### Source text
::::

‘No plans’ to close much-loved Brighton swimming pool
Councillors are seeking assurances that a well-used and much-loved swimming pool in Brighton will not be closed.
They spoke out after Brighton and Hove City Council published its Sports Facilities Investment Plan 2021-31.
The 24-page plan said that “no new investment” was planned for St Luke’s Swimming Pool, in St Luke’s Terrace.
Its long-term future was “to be considered” as part of investment plans that looked at options including “if St Luke’s Swimming Pool was not retained”.
Labour councillor Nick Childs said that he and fellow Labour councillor Amanda Evans, who both represented Queen’s Park ward, would be seeking “urgent assurances” about the pool’s future.
The pair are both members of the council’s Tourism, Equalities, Communities and Culture (TECC) Committee which oversees sport and leisure policy.
Councillor Childs said: “I oppose any suggestion that the St Luke’s Swimming Bath be closed and will vigorously campaign against such a proposal by the Green administration to deprive residents of this beautiful and listed amenity.
“The pool is well used and loved in our community including by children at St Luke’s School who learn to swim there.
“Its closure would be an act of social vandalism that would be fought tooth and nail by Labour ward councillors.
“I will be seeking urgent assurances, from the Green council, that under no circumstances will the pool be closed and that, also, future investment will be factored into the city’s leisure plans to ensure the pool is maintained to the highest standard.”
The council’s plan said that St Luke’s was “struggling to cope with modern patterns of use, poor accessibility and design constraints”. It added: “The associated upkeep and maintenance costs are high.”
The plan indicated that a large sports facility serving the east of the city – currently served by the Prince Regent Swimming Complex – would have a 25-metre six-lane pool.
But if St Luke’s was closed, the plan said that the aim would be for the east area to have an eight-lane swimming pool.
The plan said though that keeping St Luke’s Swimming Pool as a small community pool should be considered.
It recommended the “creation of three large multi sports hub facilities to serve the city”, adding that the location of these in the east and the west were at “a site to be identified”.

::::

### Goals
(1) In the St Luke's pool article, translate this sentence into Spanish: "The plan said though that keeping St Luke’s Swimming Pool as a small community pool should be considered."
(2) Condense the paragraph of the St Luke's pool article that opens "The council’s plan said that St Luke’s was" into a single shorter sentence that keeps its main facts.
(3) Reproduce the passage of the St Luke's pool article between "The pair are" and "to swim there.", inclusive.

::::

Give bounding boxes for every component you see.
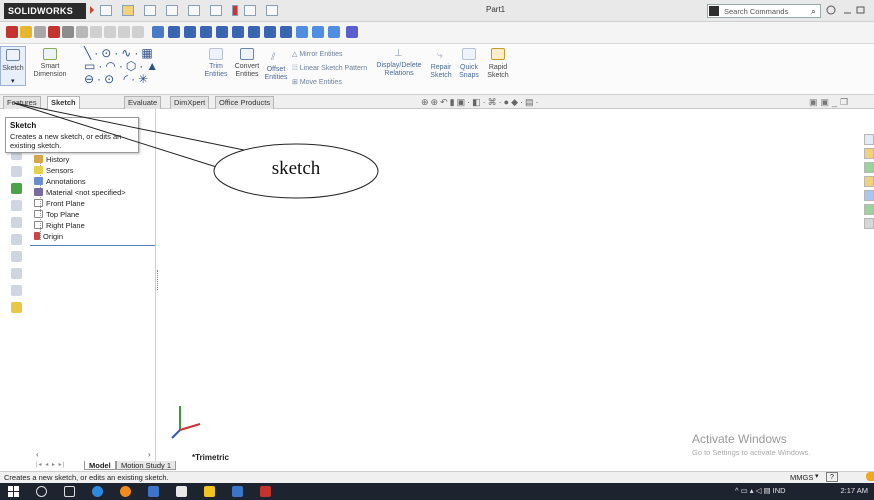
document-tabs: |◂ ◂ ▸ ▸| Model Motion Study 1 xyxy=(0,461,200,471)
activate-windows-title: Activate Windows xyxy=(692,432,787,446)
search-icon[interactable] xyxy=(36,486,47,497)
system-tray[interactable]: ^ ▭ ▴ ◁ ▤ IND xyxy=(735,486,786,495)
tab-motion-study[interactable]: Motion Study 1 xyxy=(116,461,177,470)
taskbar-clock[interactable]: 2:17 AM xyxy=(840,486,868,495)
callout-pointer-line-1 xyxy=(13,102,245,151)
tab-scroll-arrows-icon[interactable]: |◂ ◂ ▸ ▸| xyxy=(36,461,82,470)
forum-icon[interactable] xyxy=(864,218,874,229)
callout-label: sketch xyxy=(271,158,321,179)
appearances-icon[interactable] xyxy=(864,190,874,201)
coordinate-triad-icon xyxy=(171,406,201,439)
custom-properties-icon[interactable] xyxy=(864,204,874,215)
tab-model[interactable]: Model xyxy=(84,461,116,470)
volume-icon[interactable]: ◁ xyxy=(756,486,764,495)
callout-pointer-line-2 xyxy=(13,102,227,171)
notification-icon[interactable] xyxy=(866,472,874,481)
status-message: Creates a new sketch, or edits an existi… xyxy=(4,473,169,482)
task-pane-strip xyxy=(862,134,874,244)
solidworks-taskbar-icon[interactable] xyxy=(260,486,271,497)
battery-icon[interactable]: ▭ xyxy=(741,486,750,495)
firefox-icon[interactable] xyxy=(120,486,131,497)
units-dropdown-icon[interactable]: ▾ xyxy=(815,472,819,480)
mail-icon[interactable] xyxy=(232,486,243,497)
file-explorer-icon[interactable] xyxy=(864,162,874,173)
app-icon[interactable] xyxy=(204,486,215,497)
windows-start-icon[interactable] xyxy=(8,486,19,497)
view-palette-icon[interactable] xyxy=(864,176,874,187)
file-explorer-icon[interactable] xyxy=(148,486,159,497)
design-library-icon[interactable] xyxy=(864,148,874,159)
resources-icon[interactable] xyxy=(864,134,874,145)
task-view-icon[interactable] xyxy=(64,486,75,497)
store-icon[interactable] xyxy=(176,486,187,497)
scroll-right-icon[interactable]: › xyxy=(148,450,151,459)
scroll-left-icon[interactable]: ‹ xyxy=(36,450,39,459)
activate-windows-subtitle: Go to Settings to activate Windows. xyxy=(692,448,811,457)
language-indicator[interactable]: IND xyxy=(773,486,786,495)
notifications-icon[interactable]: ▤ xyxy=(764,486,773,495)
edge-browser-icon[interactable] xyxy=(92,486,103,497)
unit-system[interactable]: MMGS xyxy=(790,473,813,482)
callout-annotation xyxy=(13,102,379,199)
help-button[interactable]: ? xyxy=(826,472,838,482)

::::

### Solutions per task
(1) Sin embargo, el plan señalaba que debía considerarse mantener la St Luke’s Swimming Pool como una pequeña piscina comunitaria.

(2) The council's plan said St Luke's was struggling with modern patterns of use, poor accessibility and design constraints, and that its upkeep and maintenance costs are high.

(3)
The pair are both members of the council’s Tourism, Equalities, Communities and Culture (TECC) Committee which oversees sport and leisure policy.
Councillor Childs said: “I oppose any suggestion that the St Luke’s Swimming Bath be closed and will vigorously campaign against such a proposal by the Green administration to deprive residents of this beautiful and listed amenity.
“The pool is well used and loved in our community including by children at St Luke’s School who learn to swim there.